CHALLENGE:
Below is a listing. Return the lines from the one that contains "What data populates" to the one that contains "Transcribe this image's", both ends included, verbatim and with no pictures.

RAW DATA:
= = = = = = =

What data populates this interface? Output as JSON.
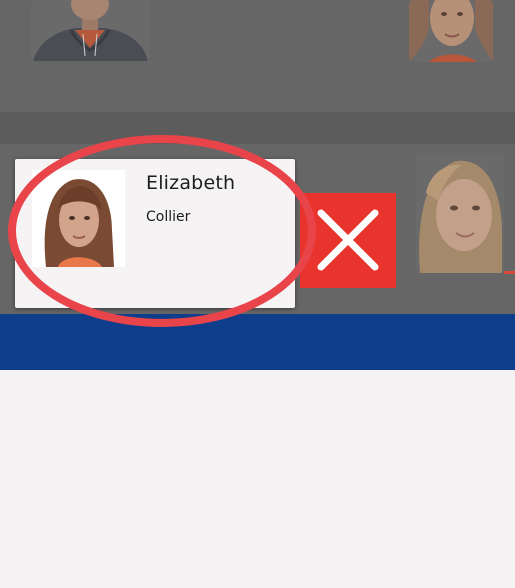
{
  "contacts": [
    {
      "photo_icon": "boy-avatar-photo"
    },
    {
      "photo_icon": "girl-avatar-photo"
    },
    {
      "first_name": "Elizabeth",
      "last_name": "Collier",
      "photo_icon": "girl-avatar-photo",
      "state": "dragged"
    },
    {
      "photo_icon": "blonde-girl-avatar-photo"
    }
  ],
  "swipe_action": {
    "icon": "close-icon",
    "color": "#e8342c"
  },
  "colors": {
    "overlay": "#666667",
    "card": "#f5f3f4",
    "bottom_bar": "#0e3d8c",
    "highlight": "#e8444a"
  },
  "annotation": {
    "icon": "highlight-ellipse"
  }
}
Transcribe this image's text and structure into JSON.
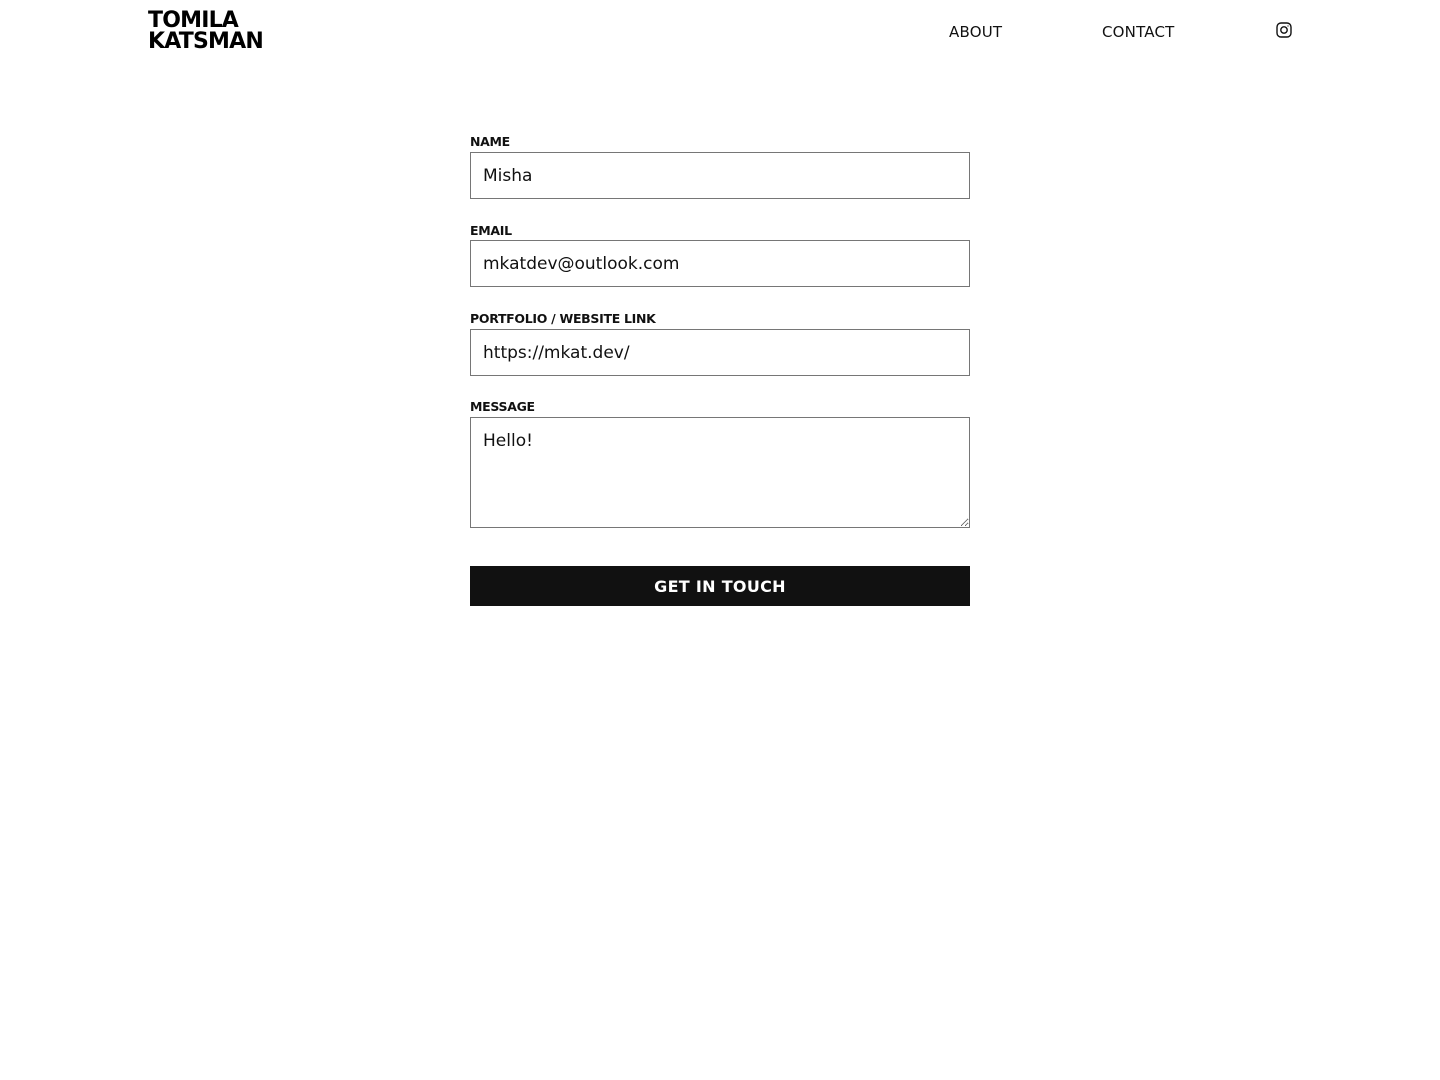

= = = = = = =

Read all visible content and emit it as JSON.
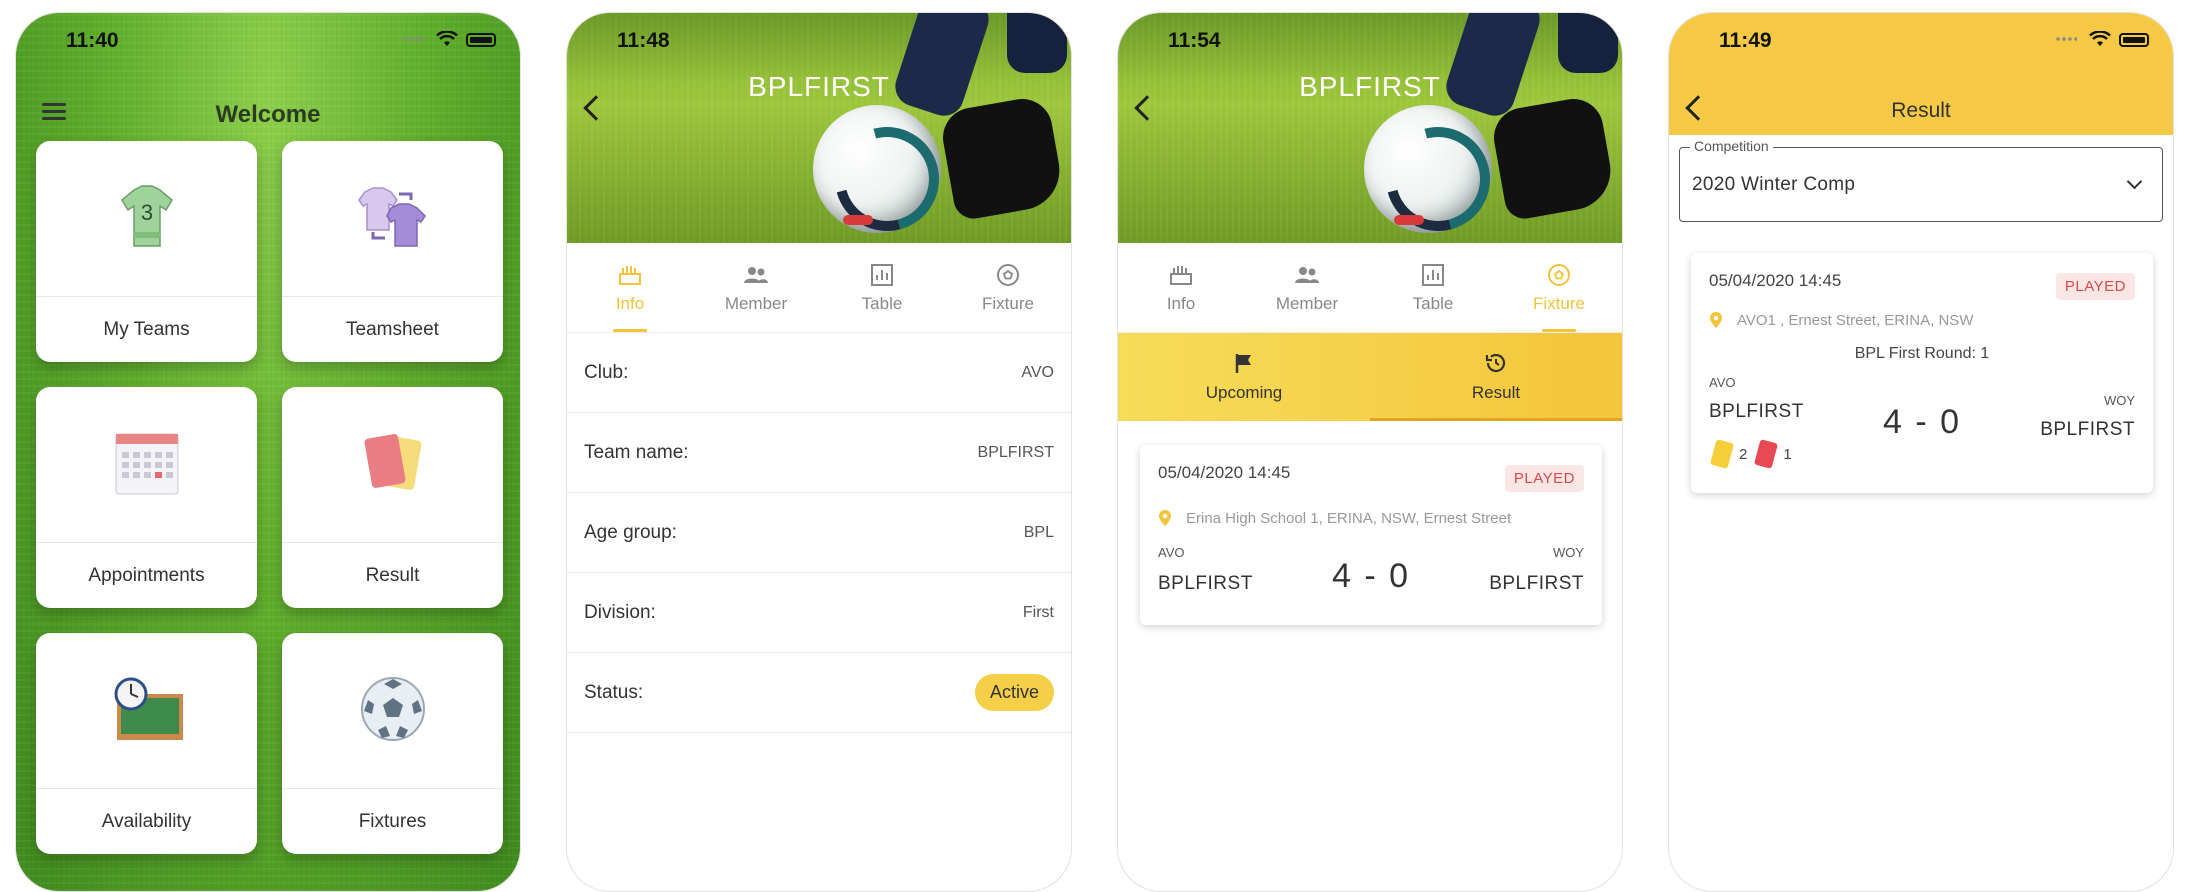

= = = = = = =

TASK ANSWER:
What data populates this interface? Output as JSON.
{
  "contacts": [
    {
      "photo_icon": "boy-avatar-photo"
    },
    {
      "photo_icon": "girl-avatar-photo"
    },
    {
      "first_name": "Elizabeth",
      "last_name": "Collier",
      "photo_icon": "girl-avatar-photo",
      "state": "dragged"
    },
    {
      "photo_icon": "blonde-girl-avatar-photo"
    }
  ],
  "swipe_action": {
    "icon": "close-icon",
    "color": "#e8342c"
  },
  "colors": {
    "overlay": "#666667",
    "card": "#f5f3f4",
    "bottom_bar": "#0e3d8c",
    "highlight": "#e8444a"
  },
  "annotation": {
    "icon": "highlight-ellipse"
  }
}
Transcribe this image's text and structure into JSON.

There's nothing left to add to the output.